Dataset items
'''
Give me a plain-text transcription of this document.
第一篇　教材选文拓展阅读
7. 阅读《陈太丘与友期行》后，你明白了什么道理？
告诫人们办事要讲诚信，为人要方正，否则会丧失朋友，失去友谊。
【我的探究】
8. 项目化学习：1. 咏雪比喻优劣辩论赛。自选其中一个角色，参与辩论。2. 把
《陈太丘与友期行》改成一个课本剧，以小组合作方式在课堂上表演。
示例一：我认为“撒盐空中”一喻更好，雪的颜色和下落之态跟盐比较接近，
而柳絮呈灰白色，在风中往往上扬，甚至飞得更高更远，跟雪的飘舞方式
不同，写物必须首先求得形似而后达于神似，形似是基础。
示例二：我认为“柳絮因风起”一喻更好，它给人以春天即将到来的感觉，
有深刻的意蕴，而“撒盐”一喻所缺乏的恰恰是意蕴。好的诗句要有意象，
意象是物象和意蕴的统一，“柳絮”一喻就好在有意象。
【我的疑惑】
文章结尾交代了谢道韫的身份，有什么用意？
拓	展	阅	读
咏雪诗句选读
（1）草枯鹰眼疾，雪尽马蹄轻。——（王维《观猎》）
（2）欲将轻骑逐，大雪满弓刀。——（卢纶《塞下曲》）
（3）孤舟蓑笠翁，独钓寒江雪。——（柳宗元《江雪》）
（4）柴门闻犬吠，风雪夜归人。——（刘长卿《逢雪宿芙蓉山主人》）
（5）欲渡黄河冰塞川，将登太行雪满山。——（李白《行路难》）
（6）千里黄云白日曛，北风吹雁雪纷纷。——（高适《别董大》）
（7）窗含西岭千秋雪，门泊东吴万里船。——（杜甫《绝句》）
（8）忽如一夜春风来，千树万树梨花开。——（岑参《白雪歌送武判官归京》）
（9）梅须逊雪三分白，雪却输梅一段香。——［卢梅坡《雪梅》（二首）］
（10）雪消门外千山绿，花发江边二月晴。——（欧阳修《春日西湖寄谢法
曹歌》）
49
'''
TASK DESCRIPTION
Output the whole listing above again, word for word.

FINAL RESULT
Give me a plain-text transcription of this document.
第一篇　教材选文拓展阅读
7. 阅读《陈太丘与友期行》后，你明白了什么道理？
告诫人们办事要讲诚信，为人要方正，否则会丧失朋友，失去友谊。
【我的探究】
8. 项目化学习：1. 咏雪比喻优劣辩论赛。自选其中一个角色，参与辩论。2. 把
《陈太丘与友期行》改成一个课本剧，以小组合作方式在课堂上表演。
示例一：我认为“撒盐空中”一喻更好，雪的颜色和下落之态跟盐比较接近，
而柳絮呈灰白色，在风中往往上扬，甚至飞得更高更远，跟雪的飘舞方式
不同，写物必须首先求得形似而后达于神似，形似是基础。
示例二：我认为“柳絮因风起”一喻更好，它给人以春天即将到来的感觉，
有深刻的意蕴，而“撒盐”一喻所缺乏的恰恰是意蕴。好的诗句要有意象，
意象是物象和意蕴的统一，“柳絮”一喻就好在有意象。
【我的疑惑】
文章结尾交代了谢道韫的身份，有什么用意？
拓	展	阅	读
咏雪诗句选读
（1）草枯鹰眼疾，雪尽马蹄轻。——（王维《观猎》）
（2）欲将轻骑逐，大雪满弓刀。——（卢纶《塞下曲》）
（3）孤舟蓑笠翁，独钓寒江雪。——（柳宗元《江雪》）
（4）柴门闻犬吠，风雪夜归人。——（刘长卿《逢雪宿芙蓉山主人》）
（5）欲渡黄河冰塞川，将登太行雪满山。——（李白《行路难》）
（6）千里黄云白日曛，北风吹雁雪纷纷。——（高适《别董大》）
（7）窗含西岭千秋雪，门泊东吴万里船。——（杜甫《绝句》）
（8）忽如一夜春风来，千树万树梨花开。——（岑参《白雪歌送武判官归京》）
（9）梅须逊雪三分白，雪却输梅一段香。——［卢梅坡《雪梅》（二首）］
（10）雪消门外千山绿，花发江边二月晴。——（欧阳修《春日西湖寄谢法
曹歌》）
49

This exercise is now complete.